What you should do — All of the records below should be output exactly.

Records contained in a dataset
···

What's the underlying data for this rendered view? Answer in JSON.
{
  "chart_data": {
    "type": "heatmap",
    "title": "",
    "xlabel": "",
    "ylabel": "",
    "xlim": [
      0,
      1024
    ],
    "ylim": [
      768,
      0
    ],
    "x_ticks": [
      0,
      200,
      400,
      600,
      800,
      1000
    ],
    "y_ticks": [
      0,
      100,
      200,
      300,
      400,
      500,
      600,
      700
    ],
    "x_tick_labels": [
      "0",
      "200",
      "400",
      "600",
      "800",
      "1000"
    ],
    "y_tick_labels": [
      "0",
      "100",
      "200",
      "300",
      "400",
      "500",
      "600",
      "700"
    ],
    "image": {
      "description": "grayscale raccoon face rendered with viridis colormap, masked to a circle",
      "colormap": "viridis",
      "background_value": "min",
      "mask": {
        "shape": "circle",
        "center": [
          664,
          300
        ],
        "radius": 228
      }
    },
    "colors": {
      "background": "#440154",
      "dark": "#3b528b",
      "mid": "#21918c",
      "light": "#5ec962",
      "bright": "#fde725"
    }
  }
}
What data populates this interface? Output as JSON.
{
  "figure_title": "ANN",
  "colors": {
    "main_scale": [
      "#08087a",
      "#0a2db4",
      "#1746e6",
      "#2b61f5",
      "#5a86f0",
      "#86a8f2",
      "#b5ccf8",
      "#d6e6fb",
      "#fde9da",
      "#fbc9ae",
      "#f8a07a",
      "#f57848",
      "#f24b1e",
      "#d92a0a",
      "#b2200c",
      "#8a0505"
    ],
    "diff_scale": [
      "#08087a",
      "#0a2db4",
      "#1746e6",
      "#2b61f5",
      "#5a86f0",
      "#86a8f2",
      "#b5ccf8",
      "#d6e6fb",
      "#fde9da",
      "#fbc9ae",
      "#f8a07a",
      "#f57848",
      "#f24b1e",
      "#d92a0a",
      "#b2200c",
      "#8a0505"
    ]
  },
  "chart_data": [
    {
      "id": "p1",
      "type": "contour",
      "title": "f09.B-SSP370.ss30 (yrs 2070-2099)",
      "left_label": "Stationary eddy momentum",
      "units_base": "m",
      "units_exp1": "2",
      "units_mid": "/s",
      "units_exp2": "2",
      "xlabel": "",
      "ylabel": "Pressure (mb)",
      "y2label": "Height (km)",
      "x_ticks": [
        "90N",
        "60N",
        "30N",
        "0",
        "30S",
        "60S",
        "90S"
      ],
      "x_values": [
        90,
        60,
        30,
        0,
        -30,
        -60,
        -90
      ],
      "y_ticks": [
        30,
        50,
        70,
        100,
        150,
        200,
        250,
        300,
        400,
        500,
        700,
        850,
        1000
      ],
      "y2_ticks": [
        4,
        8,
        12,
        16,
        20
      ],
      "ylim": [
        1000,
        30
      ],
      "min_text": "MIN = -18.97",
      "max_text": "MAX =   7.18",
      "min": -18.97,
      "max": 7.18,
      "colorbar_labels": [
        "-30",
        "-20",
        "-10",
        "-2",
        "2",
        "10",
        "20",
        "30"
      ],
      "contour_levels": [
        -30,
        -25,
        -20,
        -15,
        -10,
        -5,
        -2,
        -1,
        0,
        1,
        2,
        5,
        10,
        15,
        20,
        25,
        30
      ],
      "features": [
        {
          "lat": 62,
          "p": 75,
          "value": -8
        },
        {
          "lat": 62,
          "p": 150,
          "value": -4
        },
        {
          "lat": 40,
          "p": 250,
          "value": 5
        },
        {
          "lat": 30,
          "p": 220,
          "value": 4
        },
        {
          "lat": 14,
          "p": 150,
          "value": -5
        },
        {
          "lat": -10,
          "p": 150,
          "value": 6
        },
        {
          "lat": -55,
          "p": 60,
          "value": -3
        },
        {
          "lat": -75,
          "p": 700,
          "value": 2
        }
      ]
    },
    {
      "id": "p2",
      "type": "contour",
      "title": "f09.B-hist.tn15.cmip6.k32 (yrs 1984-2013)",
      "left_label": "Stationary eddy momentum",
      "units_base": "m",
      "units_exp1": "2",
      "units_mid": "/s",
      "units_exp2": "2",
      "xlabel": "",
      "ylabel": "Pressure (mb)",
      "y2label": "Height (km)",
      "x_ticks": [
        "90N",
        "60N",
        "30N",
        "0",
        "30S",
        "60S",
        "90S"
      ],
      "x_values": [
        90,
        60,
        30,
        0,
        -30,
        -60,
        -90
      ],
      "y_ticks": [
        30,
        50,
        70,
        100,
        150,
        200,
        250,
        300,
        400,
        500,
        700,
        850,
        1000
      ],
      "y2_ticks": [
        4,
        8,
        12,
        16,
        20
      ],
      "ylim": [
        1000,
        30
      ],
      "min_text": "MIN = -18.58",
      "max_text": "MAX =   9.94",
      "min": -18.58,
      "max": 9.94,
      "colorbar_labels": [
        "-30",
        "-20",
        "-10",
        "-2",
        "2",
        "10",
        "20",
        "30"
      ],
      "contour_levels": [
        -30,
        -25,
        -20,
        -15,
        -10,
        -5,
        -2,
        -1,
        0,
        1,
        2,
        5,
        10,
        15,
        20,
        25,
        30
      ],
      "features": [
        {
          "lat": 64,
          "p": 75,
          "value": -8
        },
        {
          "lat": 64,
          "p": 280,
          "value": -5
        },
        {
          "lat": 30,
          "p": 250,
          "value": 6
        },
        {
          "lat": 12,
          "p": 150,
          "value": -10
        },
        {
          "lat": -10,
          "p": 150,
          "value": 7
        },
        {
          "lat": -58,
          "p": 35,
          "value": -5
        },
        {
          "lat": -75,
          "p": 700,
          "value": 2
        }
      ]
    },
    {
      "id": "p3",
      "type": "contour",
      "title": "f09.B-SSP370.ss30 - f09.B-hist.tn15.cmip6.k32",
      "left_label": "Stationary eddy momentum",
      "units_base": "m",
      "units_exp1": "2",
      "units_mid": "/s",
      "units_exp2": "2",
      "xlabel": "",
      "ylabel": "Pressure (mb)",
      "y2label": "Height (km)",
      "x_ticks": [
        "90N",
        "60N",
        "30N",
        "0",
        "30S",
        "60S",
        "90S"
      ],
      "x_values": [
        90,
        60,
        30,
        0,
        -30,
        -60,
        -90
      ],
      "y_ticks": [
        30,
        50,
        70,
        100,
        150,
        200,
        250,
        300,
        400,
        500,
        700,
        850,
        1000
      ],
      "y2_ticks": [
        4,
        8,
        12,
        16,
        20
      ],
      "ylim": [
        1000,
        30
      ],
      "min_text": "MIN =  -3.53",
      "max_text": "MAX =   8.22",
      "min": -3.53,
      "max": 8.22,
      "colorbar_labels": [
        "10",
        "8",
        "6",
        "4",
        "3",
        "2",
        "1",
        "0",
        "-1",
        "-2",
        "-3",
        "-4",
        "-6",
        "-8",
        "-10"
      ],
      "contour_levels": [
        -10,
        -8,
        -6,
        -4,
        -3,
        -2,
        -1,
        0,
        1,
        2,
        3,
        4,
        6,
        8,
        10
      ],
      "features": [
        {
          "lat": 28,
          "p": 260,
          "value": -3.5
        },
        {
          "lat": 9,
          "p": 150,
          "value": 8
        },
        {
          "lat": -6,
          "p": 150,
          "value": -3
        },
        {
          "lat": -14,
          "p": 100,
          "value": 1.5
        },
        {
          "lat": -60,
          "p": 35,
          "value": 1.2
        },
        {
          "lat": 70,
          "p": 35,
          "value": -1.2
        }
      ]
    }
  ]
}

···

Written response —
What's the underlying data for this rendered view? Answer in JSON.
{
  "chart_data": {
    "type": "heatmap",
    "title": "",
    "xlabel": "",
    "ylabel": "",
    "xlim": [
      0,
      1024
    ],
    "ylim": [
      768,
      0
    ],
    "x_ticks": [
      0,
      200,
      400,
      600,
      800,
      1000
    ],
    "y_ticks": [
      0,
      100,
      200,
      300,
      400,
      500,
      600,
      700
    ],
    "x_tick_labels": [
      "0",
      "200",
      "400",
      "600",
      "800",
      "1000"
    ],
    "y_tick_labels": [
      "0",
      "100",
      "200",
      "300",
      "400",
      "500",
      "600",
      "700"
    ],
    "image": {
      "description": "grayscale raccoon face rendered with viridis colormap, masked to a circle",
      "colormap": "viridis",
      "background_value": "min",
      "mask": {
        "shape": "circle",
        "center": [
          664,
          300
        ],
        "radius": 228
      }
    },
    "colors": {
      "background": "#440154",
      "dark": "#3b528b",
      "mid": "#21918c",
      "light": "#5ec962",
      "bright": "#fde725"
    }
  }
}
What data populates this interface? Output as JSON.
{
  "figure_title": "ANN",
  "colors": {
    "main_scale": [
      "#08087a",
      "#0a2db4",
      "#1746e6",
      "#2b61f5",
      "#5a86f0",
      "#86a8f2",
      "#b5ccf8",
      "#d6e6fb",
      "#fde9da",
      "#fbc9ae",
      "#f8a07a",
      "#f57848",
      "#f24b1e",
      "#d92a0a",
      "#b2200c",
      "#8a0505"
    ],
    "diff_scale": [
      "#08087a",
      "#0a2db4",
      "#1746e6",
      "#2b61f5",
      "#5a86f0",
      "#86a8f2",
      "#b5ccf8",
      "#d6e6fb",
      "#fde9da",
      "#fbc9ae",
      "#f8a07a",
      "#f57848",
      "#f24b1e",
      "#d92a0a",
      "#b2200c",
      "#8a0505"
    ]
  },
  "chart_data": [
    {
      "id": "p1",
      "type": "contour",
      "title": "f09.B-SSP370.ss30 (yrs 2070-2099)",
      "left_label": "Stationary eddy momentum",
      "units_base": "m",
      "units_exp1": "2",
      "units_mid": "/s",
      "units_exp2": "2",
      "xlabel": "",
      "ylabel": "Pressure (mb)",
      "y2label": "Height (km)",
      "x_ticks": [
        "90N",
        "60N",
        "30N",
        "0",
        "30S",
        "60S",
        "90S"
      ],
      "x_values": [
        90,
        60,
        30,
        0,
        -30,
        -60,
        -90
      ],
      "y_ticks": [
        30,
        50,
        70,
        100,
        150,
        200,
        250,
        300,
        400,
        500,
        700,
        850,
        1000
      ],
      "y2_ticks": [
        4,
        8,
        12,
        16,
        20
      ],
      "ylim": [
        1000,
        30
      ],
      "min_text": "MIN = -18.97",
      "max_text": "MAX =   7.18",
      "min": -18.97,
      "max": 7.18,
      "colorbar_labels": [
        "-30",
        "-20",
        "-10",
        "-2",
        "2",
        "10",
        "20",
        "30"
      ],
      "contour_levels": [
        -30,
        -25,
        -20,
        -15,
        -10,
        -5,
        -2,
        -1,
        0,
        1,
        2,
        5,
        10,
        15,
        20,
        25,
        30
      ],
      "features": [
        {
          "lat": 62,
          "p": 75,
          "value": -8
        },
        {
          "lat": 62,
          "p": 150,
          "value": -4
        },
        {
          "lat": 40,
          "p": 250,
          "value": 5
        },
        {
          "lat": 30,
          "p": 220,
          "value": 4
        },
        {
          "lat": 14,
          "p": 150,
          "value": -5
        },
        {
          "lat": -10,
          "p": 150,
          "value": 6
        },
        {
          "lat": -55,
          "p": 60,
          "value": -3
        },
        {
          "lat": -75,
          "p": 700,
          "value": 2
        }
      ]
    },
    {
      "id": "p2",
      "type": "contour",
      "title": "f09.B-hist.tn15.cmip6.k32 (yrs 1984-2013)",
      "left_label": "Stationary eddy momentum",
      "units_base": "m",
      "units_exp1": "2",
      "units_mid": "/s",
      "units_exp2": "2",
      "xlabel": "",
      "ylabel": "Pressure (mb)",
      "y2label": "Height (km)",
      "x_ticks": [
        "90N",
        "60N",
        "30N",
        "0",
        "30S",
        "60S",
        "90S"
      ],
      "x_values": [
        90,
        60,
        30,
        0,
        -30,
        -60,
        -90
      ],
      "y_ticks": [
        30,
        50,
        70,
        100,
        150,
        200,
        250,
        300,
        400,
        500,
        700,
        850,
        1000
      ],
      "y2_ticks": [
        4,
        8,
        12,
        16,
        20
      ],
      "ylim": [
        1000,
        30
      ],
      "min_text": "MIN = -18.58",
      "max_text": "MAX =   9.94",
      "min": -18.58,
      "max": 9.94,
      "colorbar_labels": [
        "-30",
        "-20",
        "-10",
        "-2",
        "2",
        "10",
        "20",
        "30"
      ],
      "contour_levels": [
        -30,
        -25,
        -20,
        -15,
        -10,
        -5,
        -2,
        -1,
        0,
        1,
        2,
        5,
        10,
        15,
        20,
        25,
        30
      ],
      "features": [
        {
          "lat": 64,
          "p": 75,
          "value": -8
        },
        {
          "lat": 64,
          "p": 280,
          "value": -5
        },
        {
          "lat": 30,
          "p": 250,
          "value": 6
        },
        {
          "lat": 12,
          "p": 150,
          "value": -10
        },
        {
          "lat": -10,
          "p": 150,
          "value": 7
        },
        {
          "lat": -58,
          "p": 35,
          "value": -5
        },
        {
          "lat": -75,
          "p": 700,
          "value": 2
        }
      ]
    },
    {
      "id": "p3",
      "type": "contour",
      "title": "f09.B-SSP370.ss30 - f09.B-hist.tn15.cmip6.k32",
      "left_label": "Stationary eddy momentum",
      "units_base": "m",
      "units_exp1": "2",
      "units_mid": "/s",
      "units_exp2": "2",
      "xlabel": "",
      "ylabel": "Pressure (mb)",
      "y2label": "Height (km)",
      "x_ticks": [
        "90N",
        "60N",
        "30N",
        "0",
        "30S",
        "60S",
        "90S"
      ],
      "x_values": [
        90,
        60,
        30,
        0,
        -30,
        -60,
        -90
      ],
      "y_ticks": [
        30,
        50,
        70,
        100,
        150,
        200,
        250,
        300,
        400,
        500,
        700,
        850,
        1000
      ],
      "y2_ticks": [
        4,
        8,
        12,
        16,
        20
      ],
      "ylim": [
        1000,
        30
      ],
      "min_text": "MIN =  -3.53",
      "max_text": "MAX =   8.22",
      "min": -3.53,
      "max": 8.22,
      "colorbar_labels": [
        "10",
        "8",
        "6",
        "4",
        "3",
        "2",
        "1",
        "0",
        "-1",
        "-2",
        "-3",
        "-4",
        "-6",
        "-8",
        "-10"
      ],
      "contour_levels": [
        -10,
        -8,
        -6,
        -4,
        -3,
        -2,
        -1,
        0,
        1,
        2,
        3,
        4,
        6,
        8,
        10
      ],
      "features": [
        {
          "lat": 28,
          "p": 260,
          "value": -3.5
        },
        {
          "lat": 9,
          "p": 150,
          "value": 8
        },
        {
          "lat": -6,
          "p": 150,
          "value": -3
        },
        {
          "lat": -14,
          "p": 100,
          "value": 1.5
        },
        {
          "lat": -60,
          "p": 35,
          "value": 1.2
        },
        {
          "lat": 70,
          "p": 35,
          "value": -1.2
        }
      ]
    }
  ]
}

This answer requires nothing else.